## WHAT NEEDS TO BE DONE
In the data below, find each line containing the string "distribution" and return it.

(Items from a dataset)
####

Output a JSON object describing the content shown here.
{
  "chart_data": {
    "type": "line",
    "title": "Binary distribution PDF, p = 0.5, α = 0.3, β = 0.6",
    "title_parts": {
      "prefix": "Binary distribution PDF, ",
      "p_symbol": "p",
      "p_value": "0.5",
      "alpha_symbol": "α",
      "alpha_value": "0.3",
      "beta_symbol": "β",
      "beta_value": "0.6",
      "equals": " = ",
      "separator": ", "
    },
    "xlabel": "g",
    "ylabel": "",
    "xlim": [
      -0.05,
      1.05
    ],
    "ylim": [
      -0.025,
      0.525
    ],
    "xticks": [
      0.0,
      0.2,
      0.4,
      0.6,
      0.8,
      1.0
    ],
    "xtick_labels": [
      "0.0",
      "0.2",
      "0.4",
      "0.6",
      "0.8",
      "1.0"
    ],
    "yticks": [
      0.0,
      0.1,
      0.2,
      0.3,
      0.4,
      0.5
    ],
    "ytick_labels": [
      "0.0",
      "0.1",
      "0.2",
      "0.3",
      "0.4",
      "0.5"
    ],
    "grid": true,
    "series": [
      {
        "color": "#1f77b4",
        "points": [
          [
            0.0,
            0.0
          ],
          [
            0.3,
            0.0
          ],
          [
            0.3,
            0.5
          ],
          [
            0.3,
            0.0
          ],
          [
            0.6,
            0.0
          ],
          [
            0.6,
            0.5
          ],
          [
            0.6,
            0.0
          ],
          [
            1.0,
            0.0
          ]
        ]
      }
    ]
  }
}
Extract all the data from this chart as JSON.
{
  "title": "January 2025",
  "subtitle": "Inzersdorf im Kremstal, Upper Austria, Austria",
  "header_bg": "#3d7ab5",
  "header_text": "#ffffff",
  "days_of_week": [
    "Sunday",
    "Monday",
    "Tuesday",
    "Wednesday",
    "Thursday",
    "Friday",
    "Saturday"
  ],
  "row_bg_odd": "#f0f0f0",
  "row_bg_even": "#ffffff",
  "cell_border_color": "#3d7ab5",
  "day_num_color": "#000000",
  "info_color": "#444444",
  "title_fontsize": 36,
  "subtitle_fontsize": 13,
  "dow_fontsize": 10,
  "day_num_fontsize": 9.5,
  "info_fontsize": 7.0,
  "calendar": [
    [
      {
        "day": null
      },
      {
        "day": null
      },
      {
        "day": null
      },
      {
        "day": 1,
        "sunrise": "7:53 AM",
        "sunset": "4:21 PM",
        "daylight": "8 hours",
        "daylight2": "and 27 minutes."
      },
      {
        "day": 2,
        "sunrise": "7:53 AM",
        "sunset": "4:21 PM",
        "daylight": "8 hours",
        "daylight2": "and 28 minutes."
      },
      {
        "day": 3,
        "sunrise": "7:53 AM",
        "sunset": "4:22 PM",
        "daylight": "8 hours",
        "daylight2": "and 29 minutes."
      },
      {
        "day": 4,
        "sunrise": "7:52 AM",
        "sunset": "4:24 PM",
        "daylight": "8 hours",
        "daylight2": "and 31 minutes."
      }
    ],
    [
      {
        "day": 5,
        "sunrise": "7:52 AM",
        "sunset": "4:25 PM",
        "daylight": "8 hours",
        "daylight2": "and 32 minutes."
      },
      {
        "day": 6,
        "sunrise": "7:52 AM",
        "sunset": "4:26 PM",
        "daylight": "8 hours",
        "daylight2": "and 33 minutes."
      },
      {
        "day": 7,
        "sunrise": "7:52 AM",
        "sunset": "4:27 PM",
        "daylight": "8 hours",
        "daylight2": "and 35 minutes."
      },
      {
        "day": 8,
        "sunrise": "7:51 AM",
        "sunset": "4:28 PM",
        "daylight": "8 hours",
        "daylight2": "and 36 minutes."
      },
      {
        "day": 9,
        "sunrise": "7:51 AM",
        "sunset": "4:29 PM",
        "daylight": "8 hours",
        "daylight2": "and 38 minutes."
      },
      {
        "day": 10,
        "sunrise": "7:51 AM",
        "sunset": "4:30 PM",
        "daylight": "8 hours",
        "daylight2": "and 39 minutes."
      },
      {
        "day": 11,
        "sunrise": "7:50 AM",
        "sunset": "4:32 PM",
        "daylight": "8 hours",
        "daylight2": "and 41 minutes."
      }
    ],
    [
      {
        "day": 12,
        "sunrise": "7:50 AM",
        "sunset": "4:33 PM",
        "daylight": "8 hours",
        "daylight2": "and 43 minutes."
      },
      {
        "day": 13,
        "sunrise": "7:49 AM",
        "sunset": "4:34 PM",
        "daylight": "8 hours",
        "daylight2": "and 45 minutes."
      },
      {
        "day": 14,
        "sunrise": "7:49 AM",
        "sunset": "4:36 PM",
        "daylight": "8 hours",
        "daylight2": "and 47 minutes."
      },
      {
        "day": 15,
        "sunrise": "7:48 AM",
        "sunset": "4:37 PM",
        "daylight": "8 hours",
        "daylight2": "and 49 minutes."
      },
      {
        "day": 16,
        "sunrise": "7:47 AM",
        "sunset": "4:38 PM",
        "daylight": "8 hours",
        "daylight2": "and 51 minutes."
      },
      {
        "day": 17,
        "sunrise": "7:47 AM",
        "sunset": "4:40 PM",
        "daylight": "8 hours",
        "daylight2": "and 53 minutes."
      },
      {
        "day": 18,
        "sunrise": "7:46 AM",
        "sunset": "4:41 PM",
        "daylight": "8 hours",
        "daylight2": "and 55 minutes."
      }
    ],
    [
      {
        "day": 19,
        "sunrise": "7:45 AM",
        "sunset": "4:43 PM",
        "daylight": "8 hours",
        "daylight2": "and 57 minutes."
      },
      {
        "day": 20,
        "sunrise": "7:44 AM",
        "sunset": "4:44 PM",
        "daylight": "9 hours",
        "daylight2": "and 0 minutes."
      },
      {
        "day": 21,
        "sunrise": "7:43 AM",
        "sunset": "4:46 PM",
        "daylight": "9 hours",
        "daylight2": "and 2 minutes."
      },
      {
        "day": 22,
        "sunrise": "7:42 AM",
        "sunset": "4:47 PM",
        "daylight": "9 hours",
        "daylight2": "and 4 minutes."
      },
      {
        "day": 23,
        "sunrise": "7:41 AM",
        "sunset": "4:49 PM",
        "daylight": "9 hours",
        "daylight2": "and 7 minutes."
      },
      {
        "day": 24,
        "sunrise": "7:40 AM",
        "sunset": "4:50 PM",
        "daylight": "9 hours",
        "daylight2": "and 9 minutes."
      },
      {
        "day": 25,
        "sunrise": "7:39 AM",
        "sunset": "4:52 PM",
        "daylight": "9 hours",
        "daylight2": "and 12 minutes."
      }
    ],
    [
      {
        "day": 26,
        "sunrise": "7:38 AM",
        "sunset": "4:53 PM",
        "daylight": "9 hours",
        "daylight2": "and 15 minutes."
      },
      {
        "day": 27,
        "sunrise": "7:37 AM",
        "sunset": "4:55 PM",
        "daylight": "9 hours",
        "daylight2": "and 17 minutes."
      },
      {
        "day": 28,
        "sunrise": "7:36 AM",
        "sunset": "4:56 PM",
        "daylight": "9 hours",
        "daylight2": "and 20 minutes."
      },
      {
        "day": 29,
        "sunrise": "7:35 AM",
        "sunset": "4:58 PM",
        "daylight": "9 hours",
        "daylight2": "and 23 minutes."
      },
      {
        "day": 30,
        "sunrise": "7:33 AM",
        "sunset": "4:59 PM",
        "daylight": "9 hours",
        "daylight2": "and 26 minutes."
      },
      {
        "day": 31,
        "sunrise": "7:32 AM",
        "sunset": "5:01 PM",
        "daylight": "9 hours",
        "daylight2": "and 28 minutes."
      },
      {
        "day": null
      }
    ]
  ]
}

####

## WRITTEN REPLY
    "title": "Binary distribution PDF, p = 0.5, α = 0.3, β = 0.6",
      "prefix": "Binary distribution PDF, ",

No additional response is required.